- **What is needed**
In the records that follow, locate every line with "after" and extract it.

————————

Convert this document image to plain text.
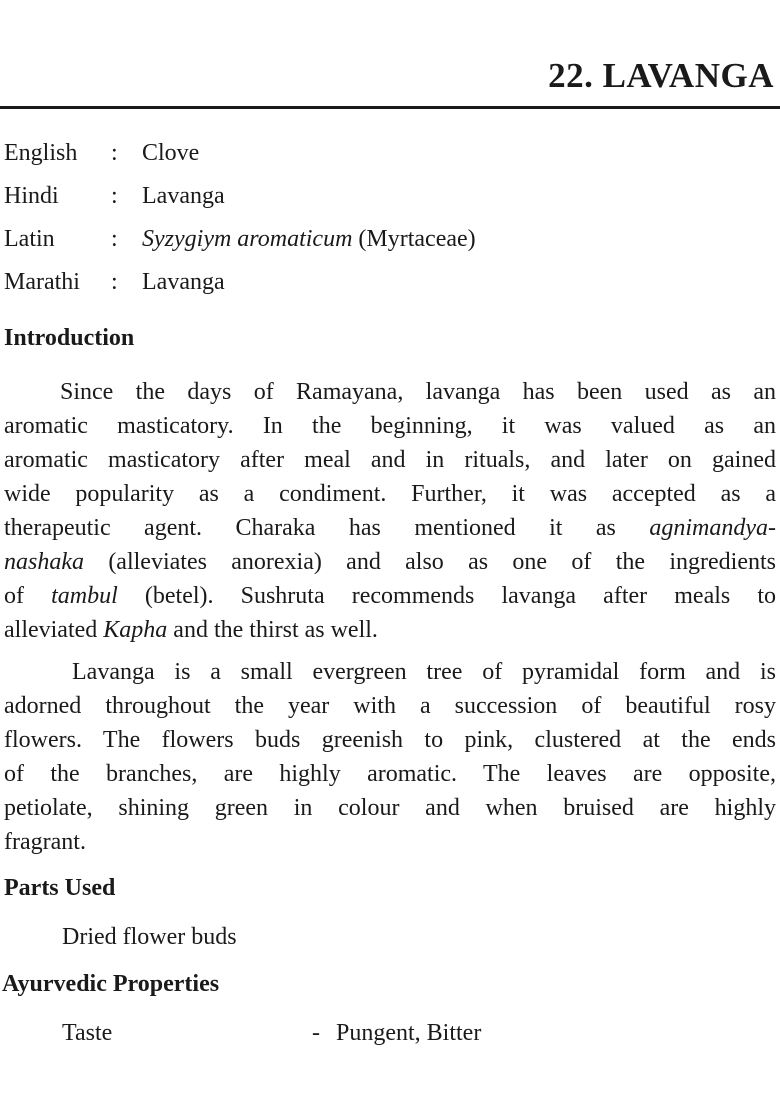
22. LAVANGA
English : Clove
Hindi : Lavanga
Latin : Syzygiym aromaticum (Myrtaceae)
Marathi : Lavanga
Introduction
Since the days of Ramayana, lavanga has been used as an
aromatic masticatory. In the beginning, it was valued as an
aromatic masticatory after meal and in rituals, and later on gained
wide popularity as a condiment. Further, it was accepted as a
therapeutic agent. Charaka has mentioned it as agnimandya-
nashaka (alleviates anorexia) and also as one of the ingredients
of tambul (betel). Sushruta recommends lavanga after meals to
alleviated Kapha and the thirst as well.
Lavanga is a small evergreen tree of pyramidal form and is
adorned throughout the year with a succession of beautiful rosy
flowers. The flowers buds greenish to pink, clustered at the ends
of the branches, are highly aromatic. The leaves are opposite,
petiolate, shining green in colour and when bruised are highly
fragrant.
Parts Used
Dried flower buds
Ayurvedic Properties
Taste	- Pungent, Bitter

————————

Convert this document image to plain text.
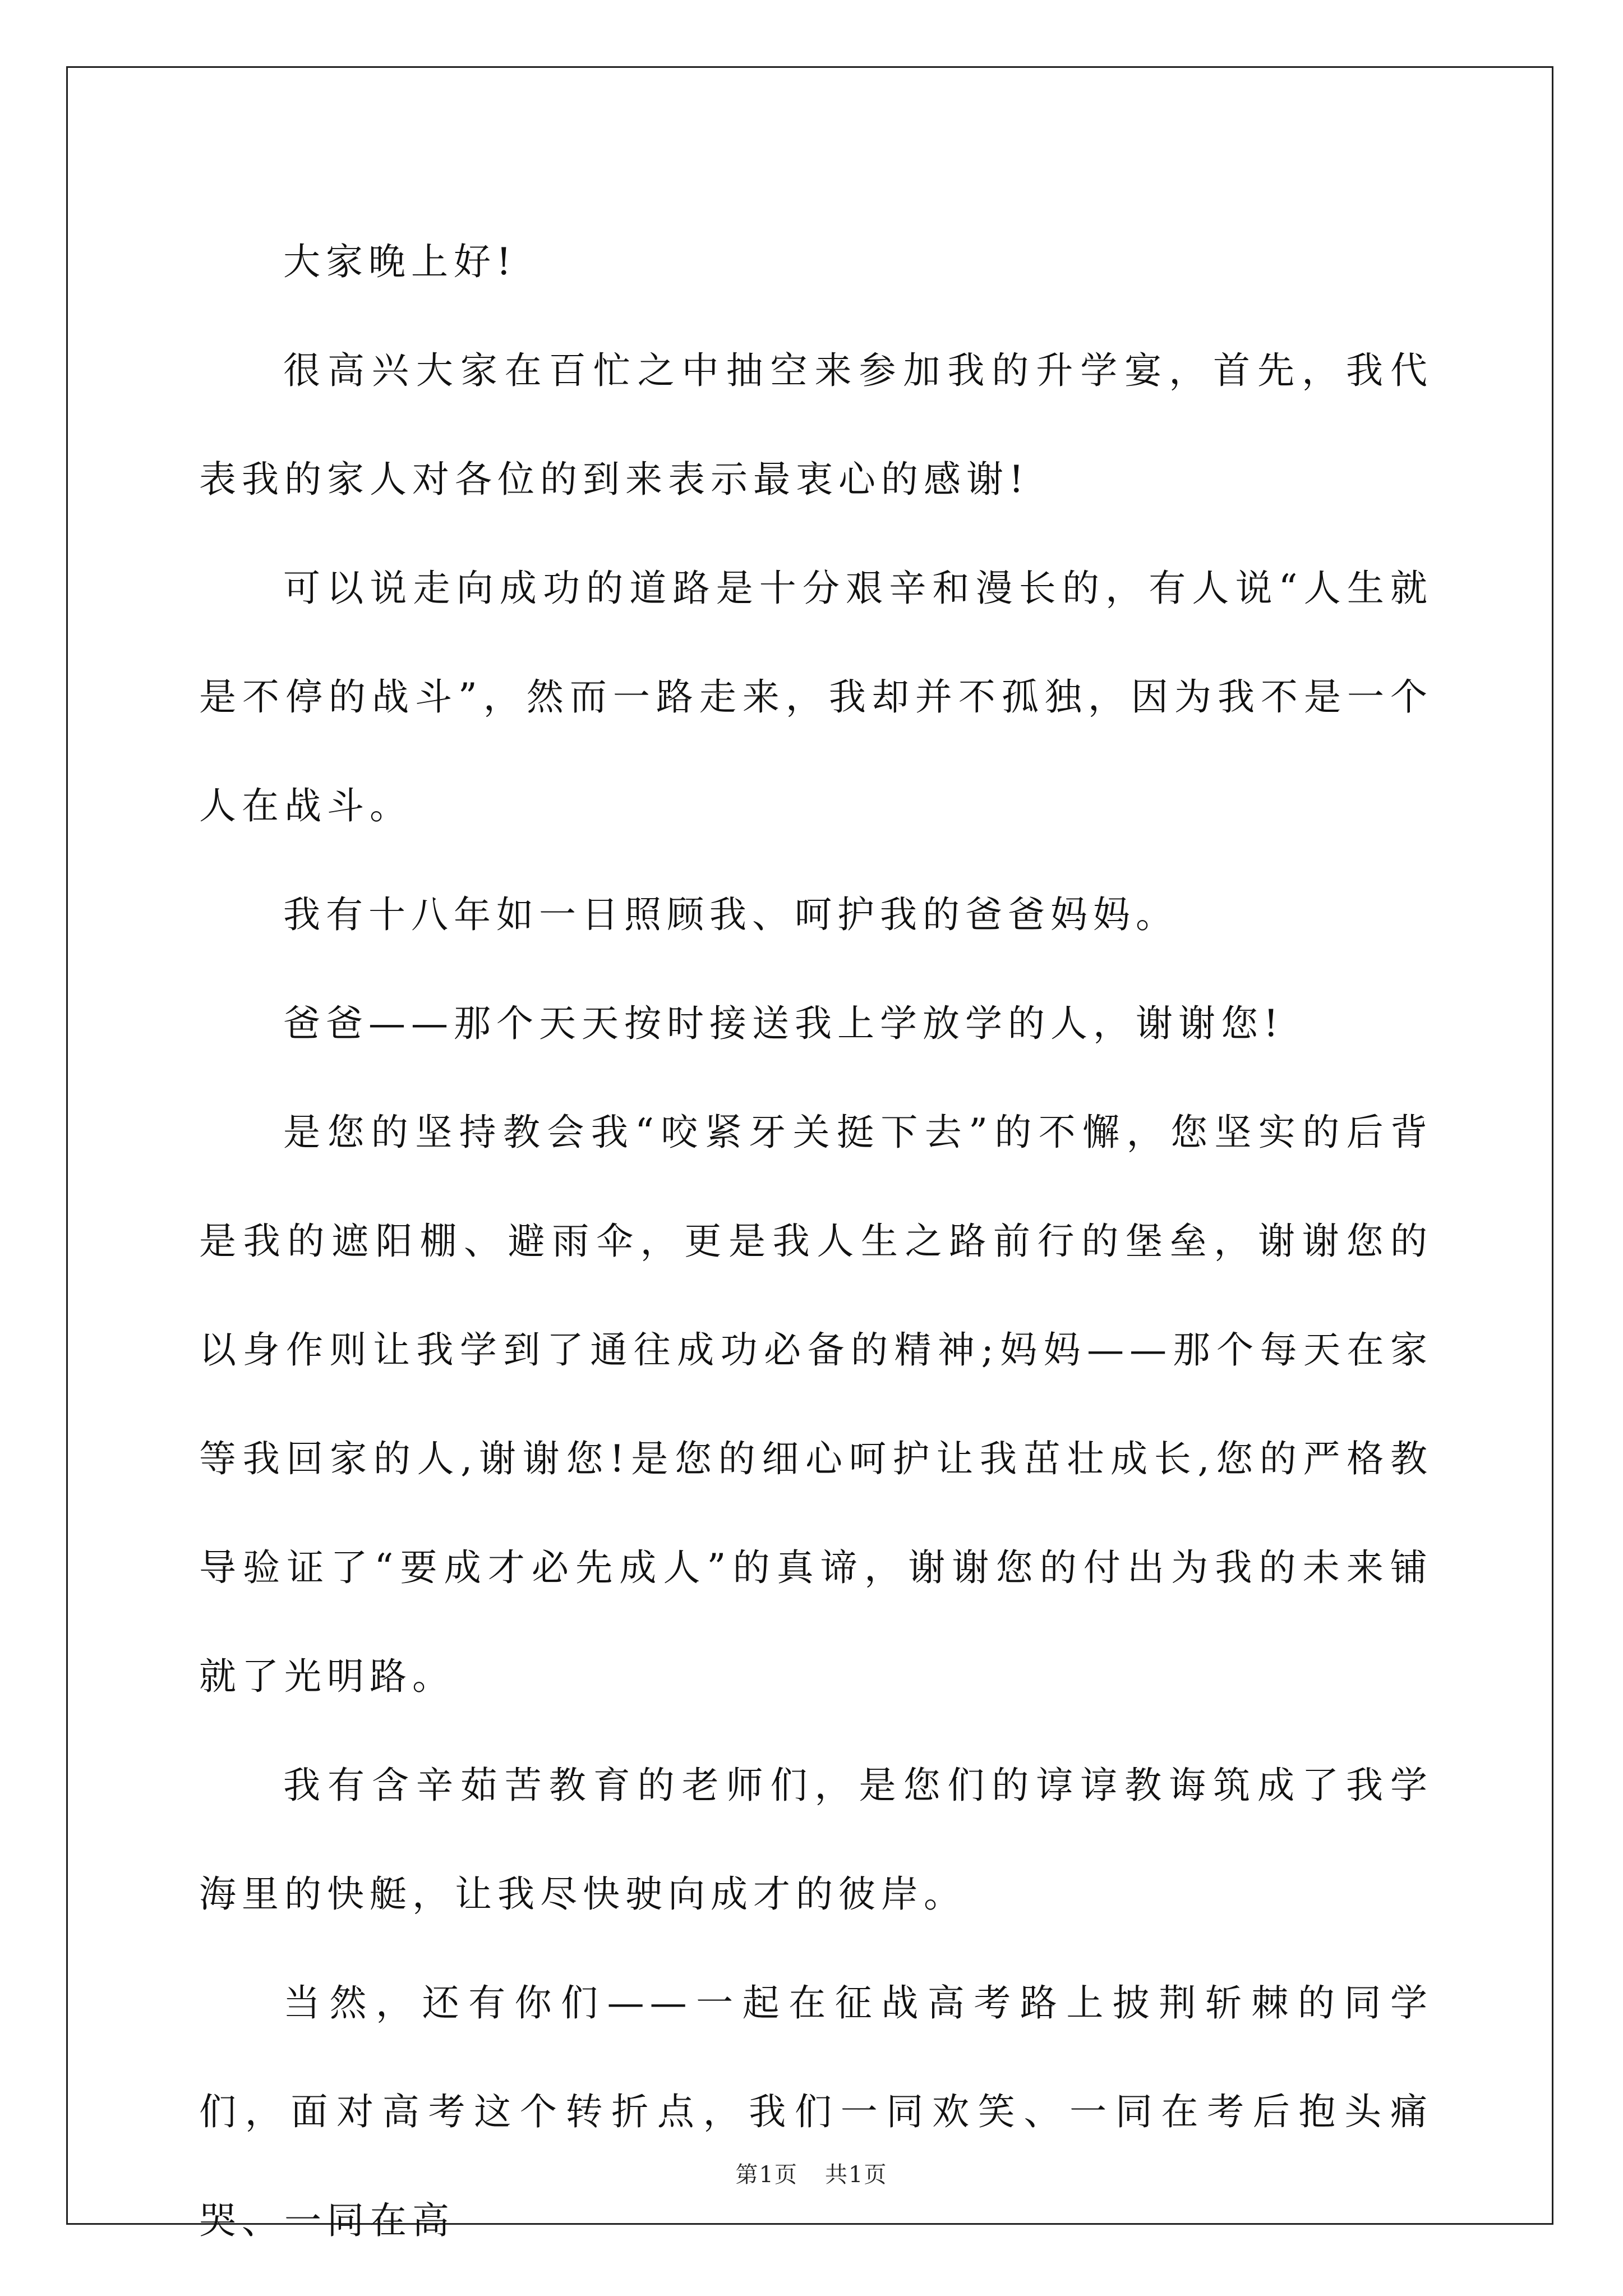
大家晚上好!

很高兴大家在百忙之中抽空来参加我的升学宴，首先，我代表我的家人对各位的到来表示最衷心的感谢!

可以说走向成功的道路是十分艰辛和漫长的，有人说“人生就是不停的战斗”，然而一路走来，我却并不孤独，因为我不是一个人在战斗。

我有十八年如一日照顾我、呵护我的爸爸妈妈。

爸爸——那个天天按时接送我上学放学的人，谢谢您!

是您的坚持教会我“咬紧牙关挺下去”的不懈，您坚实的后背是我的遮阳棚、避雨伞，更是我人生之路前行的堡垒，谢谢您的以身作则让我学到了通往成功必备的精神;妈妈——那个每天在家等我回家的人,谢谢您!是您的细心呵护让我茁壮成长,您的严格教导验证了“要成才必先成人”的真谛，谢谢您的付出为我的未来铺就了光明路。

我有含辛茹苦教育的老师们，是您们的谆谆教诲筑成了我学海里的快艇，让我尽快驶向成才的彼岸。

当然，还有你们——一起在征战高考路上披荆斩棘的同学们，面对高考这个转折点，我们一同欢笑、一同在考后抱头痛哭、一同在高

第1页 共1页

————————

- **Output of the exercise**
aromatic masticatory after meal and in rituals, and later on gained
of tambul (betel). Sushruta recommends lavanga after meals to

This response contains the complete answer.